> [WORK TO DO]
Copy all lines that contain the word "vagy".

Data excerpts
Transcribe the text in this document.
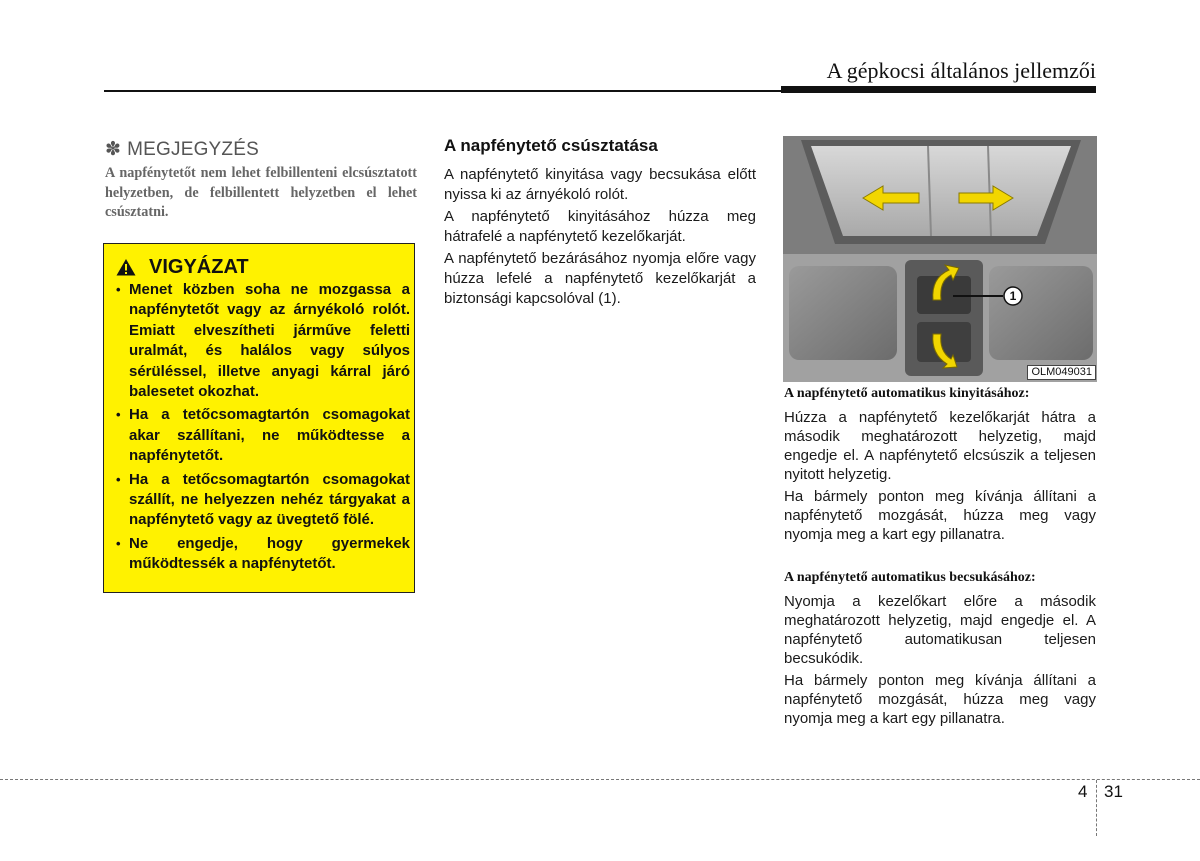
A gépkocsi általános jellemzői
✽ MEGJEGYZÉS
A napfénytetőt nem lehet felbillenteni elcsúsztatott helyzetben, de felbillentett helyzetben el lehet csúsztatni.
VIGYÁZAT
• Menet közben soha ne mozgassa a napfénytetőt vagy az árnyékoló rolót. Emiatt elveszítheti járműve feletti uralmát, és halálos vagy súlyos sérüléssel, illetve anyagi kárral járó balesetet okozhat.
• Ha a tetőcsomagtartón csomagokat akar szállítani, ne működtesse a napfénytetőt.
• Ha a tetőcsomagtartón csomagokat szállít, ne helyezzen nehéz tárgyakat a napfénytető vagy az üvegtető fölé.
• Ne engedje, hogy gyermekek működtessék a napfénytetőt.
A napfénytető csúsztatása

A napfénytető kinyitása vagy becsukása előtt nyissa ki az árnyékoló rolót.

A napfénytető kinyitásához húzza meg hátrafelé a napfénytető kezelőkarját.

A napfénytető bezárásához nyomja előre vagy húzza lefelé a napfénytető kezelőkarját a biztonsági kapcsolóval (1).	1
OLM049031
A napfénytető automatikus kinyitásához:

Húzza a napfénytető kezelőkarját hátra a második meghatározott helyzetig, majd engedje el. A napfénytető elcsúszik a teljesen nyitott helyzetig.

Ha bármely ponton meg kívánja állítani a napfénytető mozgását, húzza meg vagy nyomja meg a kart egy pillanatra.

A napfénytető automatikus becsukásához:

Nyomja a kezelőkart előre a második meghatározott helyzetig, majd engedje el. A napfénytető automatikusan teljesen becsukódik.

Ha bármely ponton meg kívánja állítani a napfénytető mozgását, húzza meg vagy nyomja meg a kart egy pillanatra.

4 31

--

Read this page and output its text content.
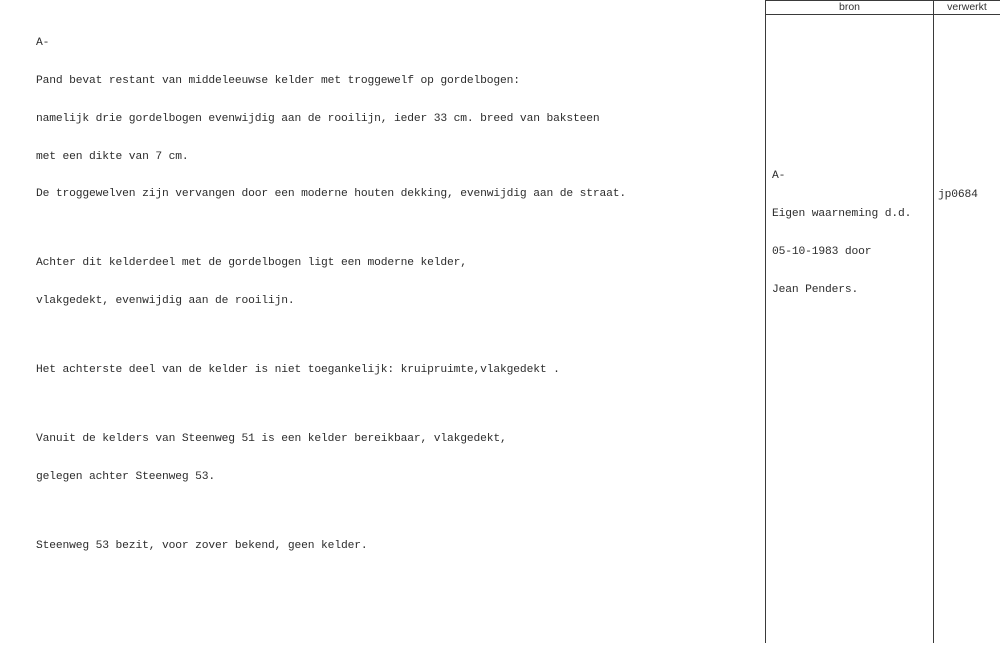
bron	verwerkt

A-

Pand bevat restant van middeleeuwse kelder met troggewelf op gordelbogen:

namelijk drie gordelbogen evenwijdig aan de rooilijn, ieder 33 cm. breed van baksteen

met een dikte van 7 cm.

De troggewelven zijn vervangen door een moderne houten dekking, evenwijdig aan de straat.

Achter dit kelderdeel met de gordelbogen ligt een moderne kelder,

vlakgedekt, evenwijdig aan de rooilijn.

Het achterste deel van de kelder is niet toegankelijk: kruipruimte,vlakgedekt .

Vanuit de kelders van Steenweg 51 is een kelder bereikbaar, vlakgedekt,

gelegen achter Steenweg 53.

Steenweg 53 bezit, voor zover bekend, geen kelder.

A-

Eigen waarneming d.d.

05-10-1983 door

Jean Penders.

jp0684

> [OUTPUT]
• Menet közben soha ne mozgassa a napfénytetőt vagy az árnyékoló rolót. Emiatt elveszítheti járműve feletti uralmát, és halálos vagy súlyos sérüléssel, illetve anyagi kárral járó balesetet okozhat.
• Ha a tetőcsomagtartón csomagokat szállít, ne helyezzen nehéz tárgyakat a napfénytető vagy az üvegtető fölé.
A napfénytető kinyitása vagy becsukása előtt nyissa ki az árnyékoló rolót.
A napfénytető bezárásához nyomja előre vagy húzza lefelé a napfénytető kezelőkarját a biztonsági kapcsolóval (1).	1
Ha bármely ponton meg kívánja állítani a napfénytető mozgását, húzza meg vagy nyomja meg a kart egy pillanatra.
Ha bármely ponton meg kívánja állítani a napfénytető mozgását, húzza meg vagy nyomja meg a kart egy pillanatra.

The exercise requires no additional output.